Exercise >>
Omit all pictures. Quote only the lines from the one with "Transcribe this image's" through the end of the material below.

Material to process >>
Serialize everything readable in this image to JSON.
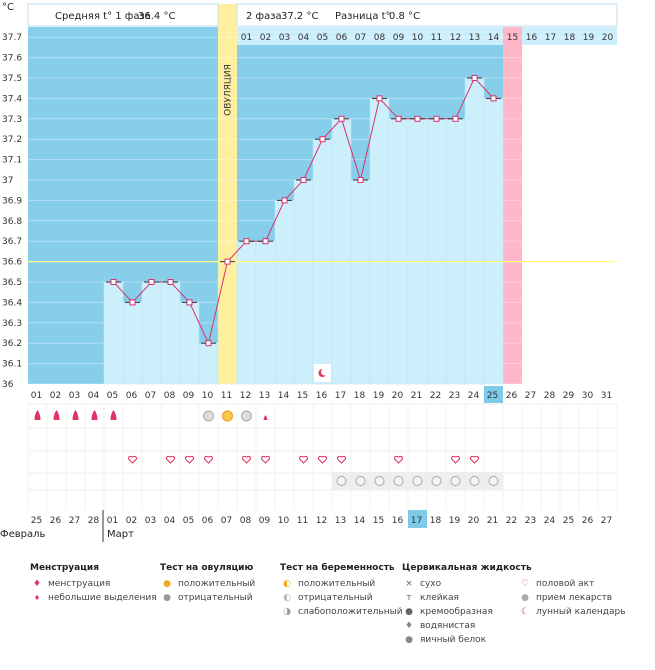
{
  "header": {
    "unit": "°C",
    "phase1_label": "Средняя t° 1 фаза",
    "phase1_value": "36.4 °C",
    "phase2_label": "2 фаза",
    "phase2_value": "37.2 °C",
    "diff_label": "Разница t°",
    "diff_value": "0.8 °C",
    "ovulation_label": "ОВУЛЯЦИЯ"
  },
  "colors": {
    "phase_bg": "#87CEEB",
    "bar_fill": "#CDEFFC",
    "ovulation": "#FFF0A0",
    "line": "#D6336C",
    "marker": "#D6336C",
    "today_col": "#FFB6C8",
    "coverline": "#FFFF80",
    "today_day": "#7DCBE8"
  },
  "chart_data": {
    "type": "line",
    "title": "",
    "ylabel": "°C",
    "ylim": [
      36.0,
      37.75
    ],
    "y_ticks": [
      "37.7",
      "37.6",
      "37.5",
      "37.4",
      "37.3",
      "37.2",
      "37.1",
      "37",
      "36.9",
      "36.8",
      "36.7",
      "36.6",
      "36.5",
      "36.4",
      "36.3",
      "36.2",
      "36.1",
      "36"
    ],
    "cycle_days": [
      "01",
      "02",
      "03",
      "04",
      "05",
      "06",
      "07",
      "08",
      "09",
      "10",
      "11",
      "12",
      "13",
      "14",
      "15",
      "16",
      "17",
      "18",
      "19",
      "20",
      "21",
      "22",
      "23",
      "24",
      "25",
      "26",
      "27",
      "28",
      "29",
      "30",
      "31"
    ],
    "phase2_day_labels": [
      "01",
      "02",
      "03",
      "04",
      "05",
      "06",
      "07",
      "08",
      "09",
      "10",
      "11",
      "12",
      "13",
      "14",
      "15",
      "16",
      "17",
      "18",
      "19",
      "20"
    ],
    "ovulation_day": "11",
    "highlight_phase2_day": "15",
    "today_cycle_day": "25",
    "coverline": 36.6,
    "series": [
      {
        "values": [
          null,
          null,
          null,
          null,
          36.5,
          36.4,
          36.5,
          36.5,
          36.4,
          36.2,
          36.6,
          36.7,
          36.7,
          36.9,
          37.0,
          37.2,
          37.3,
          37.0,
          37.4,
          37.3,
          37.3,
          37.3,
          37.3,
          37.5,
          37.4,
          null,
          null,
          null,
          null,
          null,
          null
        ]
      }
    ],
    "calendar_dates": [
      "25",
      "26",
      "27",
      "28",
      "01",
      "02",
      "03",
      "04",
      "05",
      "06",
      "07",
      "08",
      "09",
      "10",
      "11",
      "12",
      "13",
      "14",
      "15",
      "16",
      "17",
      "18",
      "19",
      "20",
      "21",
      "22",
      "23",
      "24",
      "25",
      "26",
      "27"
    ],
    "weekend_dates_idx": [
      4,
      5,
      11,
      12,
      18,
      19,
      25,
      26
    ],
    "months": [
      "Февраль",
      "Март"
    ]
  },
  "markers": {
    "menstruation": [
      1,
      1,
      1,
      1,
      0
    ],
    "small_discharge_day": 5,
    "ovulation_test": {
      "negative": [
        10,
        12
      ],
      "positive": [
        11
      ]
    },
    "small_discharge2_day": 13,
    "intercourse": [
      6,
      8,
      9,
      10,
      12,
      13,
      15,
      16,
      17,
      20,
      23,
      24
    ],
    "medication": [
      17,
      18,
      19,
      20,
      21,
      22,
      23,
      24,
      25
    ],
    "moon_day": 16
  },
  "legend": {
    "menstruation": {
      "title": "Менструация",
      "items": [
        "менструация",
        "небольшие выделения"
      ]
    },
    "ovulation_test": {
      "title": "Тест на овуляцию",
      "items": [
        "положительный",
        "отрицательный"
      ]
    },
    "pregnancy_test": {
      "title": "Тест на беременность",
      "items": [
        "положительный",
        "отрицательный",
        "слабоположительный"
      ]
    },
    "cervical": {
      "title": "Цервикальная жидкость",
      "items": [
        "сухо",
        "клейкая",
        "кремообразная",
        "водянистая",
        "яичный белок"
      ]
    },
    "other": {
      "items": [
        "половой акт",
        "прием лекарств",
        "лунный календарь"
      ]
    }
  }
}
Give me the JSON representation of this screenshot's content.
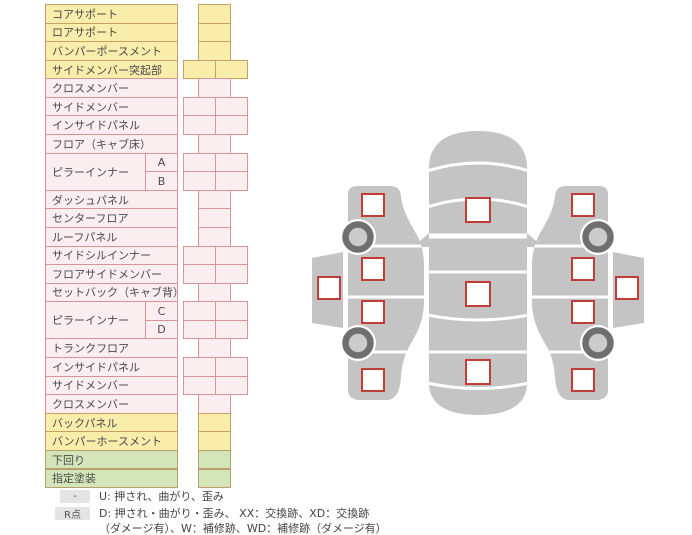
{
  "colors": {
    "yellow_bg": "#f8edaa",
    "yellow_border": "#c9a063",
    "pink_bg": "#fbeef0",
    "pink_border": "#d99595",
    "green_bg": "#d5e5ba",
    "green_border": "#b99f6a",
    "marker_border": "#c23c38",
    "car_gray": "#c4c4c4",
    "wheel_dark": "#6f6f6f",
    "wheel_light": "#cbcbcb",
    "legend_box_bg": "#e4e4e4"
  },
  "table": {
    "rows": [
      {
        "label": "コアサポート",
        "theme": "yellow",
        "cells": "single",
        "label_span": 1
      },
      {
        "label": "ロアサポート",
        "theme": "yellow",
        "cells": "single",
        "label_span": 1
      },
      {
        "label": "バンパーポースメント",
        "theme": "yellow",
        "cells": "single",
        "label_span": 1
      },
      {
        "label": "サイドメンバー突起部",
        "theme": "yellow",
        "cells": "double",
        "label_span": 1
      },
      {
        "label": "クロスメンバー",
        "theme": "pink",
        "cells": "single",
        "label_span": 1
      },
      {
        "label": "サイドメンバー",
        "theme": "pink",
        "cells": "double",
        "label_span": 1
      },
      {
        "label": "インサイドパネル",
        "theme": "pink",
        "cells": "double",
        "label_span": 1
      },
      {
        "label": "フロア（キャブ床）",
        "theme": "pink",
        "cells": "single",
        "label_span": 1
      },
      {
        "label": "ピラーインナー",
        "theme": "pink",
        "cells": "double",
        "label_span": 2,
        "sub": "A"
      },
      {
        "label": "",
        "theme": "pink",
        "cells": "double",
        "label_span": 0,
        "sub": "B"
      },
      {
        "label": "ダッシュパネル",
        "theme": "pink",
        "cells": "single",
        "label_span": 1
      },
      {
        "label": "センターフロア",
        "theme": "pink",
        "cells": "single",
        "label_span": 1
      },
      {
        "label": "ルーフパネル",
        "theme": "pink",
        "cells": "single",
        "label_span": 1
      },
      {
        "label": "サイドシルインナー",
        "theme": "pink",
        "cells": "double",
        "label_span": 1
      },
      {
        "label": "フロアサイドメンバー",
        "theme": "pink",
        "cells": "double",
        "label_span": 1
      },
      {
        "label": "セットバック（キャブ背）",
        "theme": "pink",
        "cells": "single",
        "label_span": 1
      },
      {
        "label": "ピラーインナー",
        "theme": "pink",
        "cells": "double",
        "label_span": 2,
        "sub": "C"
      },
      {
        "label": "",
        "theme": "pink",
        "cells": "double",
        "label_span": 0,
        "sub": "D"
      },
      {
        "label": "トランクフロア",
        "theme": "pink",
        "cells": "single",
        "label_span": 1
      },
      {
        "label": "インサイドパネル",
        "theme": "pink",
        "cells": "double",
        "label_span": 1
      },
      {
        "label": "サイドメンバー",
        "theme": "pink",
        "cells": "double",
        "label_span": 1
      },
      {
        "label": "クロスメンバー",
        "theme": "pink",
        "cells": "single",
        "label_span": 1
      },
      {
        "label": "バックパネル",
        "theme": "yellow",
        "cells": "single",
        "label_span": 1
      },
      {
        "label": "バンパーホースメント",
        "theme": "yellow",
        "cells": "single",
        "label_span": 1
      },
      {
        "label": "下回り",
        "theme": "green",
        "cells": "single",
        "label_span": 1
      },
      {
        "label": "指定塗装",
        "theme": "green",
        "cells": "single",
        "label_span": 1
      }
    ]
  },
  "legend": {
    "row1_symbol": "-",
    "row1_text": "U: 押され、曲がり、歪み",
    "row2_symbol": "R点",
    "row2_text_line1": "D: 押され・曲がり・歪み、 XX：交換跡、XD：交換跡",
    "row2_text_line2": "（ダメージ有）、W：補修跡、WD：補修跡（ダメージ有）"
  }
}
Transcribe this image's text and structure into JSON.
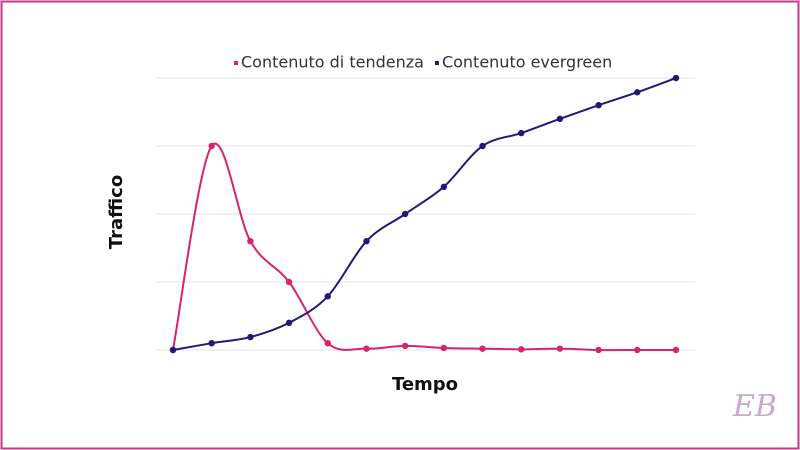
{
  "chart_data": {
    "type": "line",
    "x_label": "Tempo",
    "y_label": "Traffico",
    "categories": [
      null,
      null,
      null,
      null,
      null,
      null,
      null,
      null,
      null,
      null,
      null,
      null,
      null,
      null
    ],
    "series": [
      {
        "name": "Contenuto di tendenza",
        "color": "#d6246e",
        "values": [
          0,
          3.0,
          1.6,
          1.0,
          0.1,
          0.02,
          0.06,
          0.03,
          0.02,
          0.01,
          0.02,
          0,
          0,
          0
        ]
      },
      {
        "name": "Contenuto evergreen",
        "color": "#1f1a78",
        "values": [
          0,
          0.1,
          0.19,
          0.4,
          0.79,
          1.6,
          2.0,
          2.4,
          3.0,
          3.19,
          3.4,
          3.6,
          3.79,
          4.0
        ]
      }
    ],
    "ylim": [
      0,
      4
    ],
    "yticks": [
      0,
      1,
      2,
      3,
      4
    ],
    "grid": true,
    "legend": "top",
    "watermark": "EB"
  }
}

Expected output >>
Transcribe this image's text and structure into JSON.
{
  "chart_data": {
    "type": "line",
    "x_label": "Tempo",
    "y_label": "Traffico",
    "categories": [
      null,
      null,
      null,
      null,
      null,
      null,
      null,
      null,
      null,
      null,
      null,
      null,
      null,
      null
    ],
    "series": [
      {
        "name": "Contenuto di tendenza",
        "color": "#d6246e",
        "values": [
          0,
          3.0,
          1.6,
          1.0,
          0.1,
          0.02,
          0.06,
          0.03,
          0.02,
          0.01,
          0.02,
          0,
          0,
          0
        ]
      },
      {
        "name": "Contenuto evergreen",
        "color": "#1f1a78",
        "values": [
          0,
          0.1,
          0.19,
          0.4,
          0.79,
          1.6,
          2.0,
          2.4,
          3.0,
          3.19,
          3.4,
          3.6,
          3.79,
          4.0
        ]
      }
    ],
    "ylim": [
      0,
      4
    ],
    "yticks": [
      0,
      1,
      2,
      3,
      4
    ],
    "grid": true,
    "legend": "top",
    "watermark": "EB"
  }
}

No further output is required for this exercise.